[Records contained in a dataset]
** start **
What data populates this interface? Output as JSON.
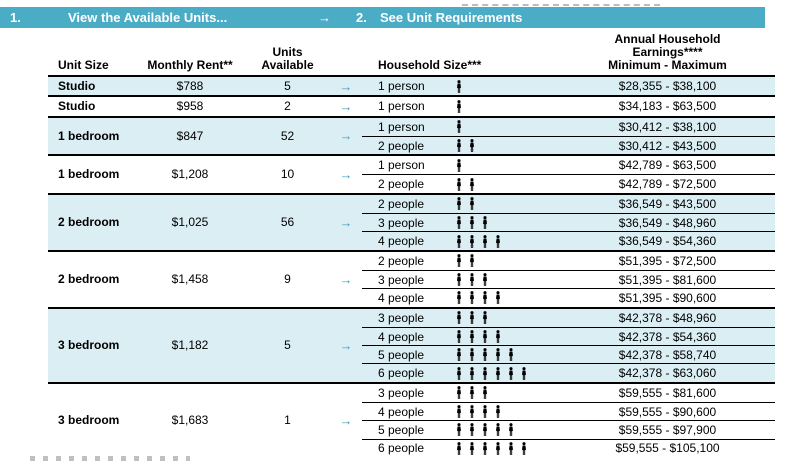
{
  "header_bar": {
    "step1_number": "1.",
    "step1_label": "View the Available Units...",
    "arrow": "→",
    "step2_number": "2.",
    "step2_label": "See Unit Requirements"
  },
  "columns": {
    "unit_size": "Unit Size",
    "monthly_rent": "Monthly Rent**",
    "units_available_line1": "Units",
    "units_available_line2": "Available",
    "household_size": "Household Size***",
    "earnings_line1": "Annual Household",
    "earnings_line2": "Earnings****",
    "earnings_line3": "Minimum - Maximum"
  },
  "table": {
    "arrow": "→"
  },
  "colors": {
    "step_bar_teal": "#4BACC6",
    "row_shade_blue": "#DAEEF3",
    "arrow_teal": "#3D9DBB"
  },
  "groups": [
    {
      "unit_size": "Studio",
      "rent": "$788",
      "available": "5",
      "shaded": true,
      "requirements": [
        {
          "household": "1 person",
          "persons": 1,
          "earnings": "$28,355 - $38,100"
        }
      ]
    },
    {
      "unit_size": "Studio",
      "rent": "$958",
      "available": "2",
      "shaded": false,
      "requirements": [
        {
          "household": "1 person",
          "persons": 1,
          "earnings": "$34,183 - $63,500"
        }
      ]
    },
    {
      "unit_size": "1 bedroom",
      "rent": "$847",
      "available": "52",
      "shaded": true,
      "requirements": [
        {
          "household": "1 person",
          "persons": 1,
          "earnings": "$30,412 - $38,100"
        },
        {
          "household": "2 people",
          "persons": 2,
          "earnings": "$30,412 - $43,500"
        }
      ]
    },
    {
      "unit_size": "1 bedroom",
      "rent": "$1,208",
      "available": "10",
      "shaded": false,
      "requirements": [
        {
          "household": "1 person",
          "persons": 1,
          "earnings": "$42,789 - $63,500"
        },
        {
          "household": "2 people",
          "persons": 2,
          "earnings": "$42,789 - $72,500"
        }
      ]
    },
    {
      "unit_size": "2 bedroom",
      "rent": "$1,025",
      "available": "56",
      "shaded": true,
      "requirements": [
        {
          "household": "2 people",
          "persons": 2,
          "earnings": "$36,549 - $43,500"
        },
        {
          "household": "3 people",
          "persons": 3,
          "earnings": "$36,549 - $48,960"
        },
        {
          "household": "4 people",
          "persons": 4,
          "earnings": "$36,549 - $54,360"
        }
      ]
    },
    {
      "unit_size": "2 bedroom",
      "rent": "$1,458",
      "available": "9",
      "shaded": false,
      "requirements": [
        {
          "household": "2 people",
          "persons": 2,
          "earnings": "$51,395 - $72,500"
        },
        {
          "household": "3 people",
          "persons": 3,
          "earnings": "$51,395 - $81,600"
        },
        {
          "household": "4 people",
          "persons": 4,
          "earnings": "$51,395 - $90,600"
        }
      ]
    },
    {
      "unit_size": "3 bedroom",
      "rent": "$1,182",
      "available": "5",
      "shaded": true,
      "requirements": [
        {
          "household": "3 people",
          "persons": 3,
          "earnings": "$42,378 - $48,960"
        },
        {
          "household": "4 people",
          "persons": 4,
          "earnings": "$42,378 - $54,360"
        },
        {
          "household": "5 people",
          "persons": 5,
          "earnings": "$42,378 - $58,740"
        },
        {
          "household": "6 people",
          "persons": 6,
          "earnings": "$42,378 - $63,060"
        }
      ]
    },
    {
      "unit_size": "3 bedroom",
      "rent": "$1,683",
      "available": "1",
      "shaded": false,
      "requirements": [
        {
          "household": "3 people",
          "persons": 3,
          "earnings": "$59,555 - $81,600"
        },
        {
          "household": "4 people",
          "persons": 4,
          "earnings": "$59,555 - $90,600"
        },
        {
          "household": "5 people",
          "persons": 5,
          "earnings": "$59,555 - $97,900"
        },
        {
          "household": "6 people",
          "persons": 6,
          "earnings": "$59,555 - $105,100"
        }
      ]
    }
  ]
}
** end **
TASK: Return the whole listing, word for word, and leave out every picture.

SOLUTION TO THE EXERCISE:
What data populates this interface? Output as JSON.
{
  "header_bar": {
    "step1_number": "1.",
    "step1_label": "View the Available Units...",
    "arrow": "→",
    "step2_number": "2.",
    "step2_label": "See Unit Requirements"
  },
  "columns": {
    "unit_size": "Unit Size",
    "monthly_rent": "Monthly Rent**",
    "units_available_line1": "Units",
    "units_available_line2": "Available",
    "household_size": "Household Size***",
    "earnings_line1": "Annual Household",
    "earnings_line2": "Earnings****",
    "earnings_line3": "Minimum - Maximum"
  },
  "table": {
    "arrow": "→"
  },
  "colors": {
    "step_bar_teal": "#4BACC6",
    "row_shade_blue": "#DAEEF3",
    "arrow_teal": "#3D9DBB"
  },
  "groups": [
    {
      "unit_size": "Studio",
      "rent": "$788",
      "available": "5",
      "shaded": true,
      "requirements": [
        {
          "household": "1 person",
          "persons": 1,
          "earnings": "$28,355 - $38,100"
        }
      ]
    },
    {
      "unit_size": "Studio",
      "rent": "$958",
      "available": "2",
      "shaded": false,
      "requirements": [
        {
          "household": "1 person",
          "persons": 1,
          "earnings": "$34,183 - $63,500"
        }
      ]
    },
    {
      "unit_size": "1 bedroom",
      "rent": "$847",
      "available": "52",
      "shaded": true,
      "requirements": [
        {
          "household": "1 person",
          "persons": 1,
          "earnings": "$30,412 - $38,100"
        },
        {
          "household": "2 people",
          "persons": 2,
          "earnings": "$30,412 - $43,500"
        }
      ]
    },
    {
      "unit_size": "1 bedroom",
      "rent": "$1,208",
      "available": "10",
      "shaded": false,
      "requirements": [
        {
          "household": "1 person",
          "persons": 1,
          "earnings": "$42,789 - $63,500"
        },
        {
          "household": "2 people",
          "persons": 2,
          "earnings": "$42,789 - $72,500"
        }
      ]
    },
    {
      "unit_size": "2 bedroom",
      "rent": "$1,025",
      "available": "56",
      "shaded": true,
      "requirements": [
        {
          "household": "2 people",
          "persons": 2,
          "earnings": "$36,549 - $43,500"
        },
        {
          "household": "3 people",
          "persons": 3,
          "earnings": "$36,549 - $48,960"
        },
        {
          "household": "4 people",
          "persons": 4,
          "earnings": "$36,549 - $54,360"
        }
      ]
    },
    {
      "unit_size": "2 bedroom",
      "rent": "$1,458",
      "available": "9",
      "shaded": false,
      "requirements": [
        {
          "household": "2 people",
          "persons": 2,
          "earnings": "$51,395 - $72,500"
        },
        {
          "household": "3 people",
          "persons": 3,
          "earnings": "$51,395 - $81,600"
        },
        {
          "household": "4 people",
          "persons": 4,
          "earnings": "$51,395 - $90,600"
        }
      ]
    },
    {
      "unit_size": "3 bedroom",
      "rent": "$1,182",
      "available": "5",
      "shaded": true,
      "requirements": [
        {
          "household": "3 people",
          "persons": 3,
          "earnings": "$42,378 - $48,960"
        },
        {
          "household": "4 people",
          "persons": 4,
          "earnings": "$42,378 - $54,360"
        },
        {
          "household": "5 people",
          "persons": 5,
          "earnings": "$42,378 - $58,740"
        },
        {
          "household": "6 people",
          "persons": 6,
          "earnings": "$42,378 - $63,060"
        }
      ]
    },
    {
      "unit_size": "3 bedroom",
      "rent": "$1,683",
      "available": "1",
      "shaded": false,
      "requirements": [
        {
          "household": "3 people",
          "persons": 3,
          "earnings": "$59,555 - $81,600"
        },
        {
          "household": "4 people",
          "persons": 4,
          "earnings": "$59,555 - $90,600"
        },
        {
          "household": "5 people",
          "persons": 5,
          "earnings": "$59,555 - $97,900"
        },
        {
          "household": "6 people",
          "persons": 6,
          "earnings": "$59,555 - $105,100"
        }
      ]
    }
  ]
}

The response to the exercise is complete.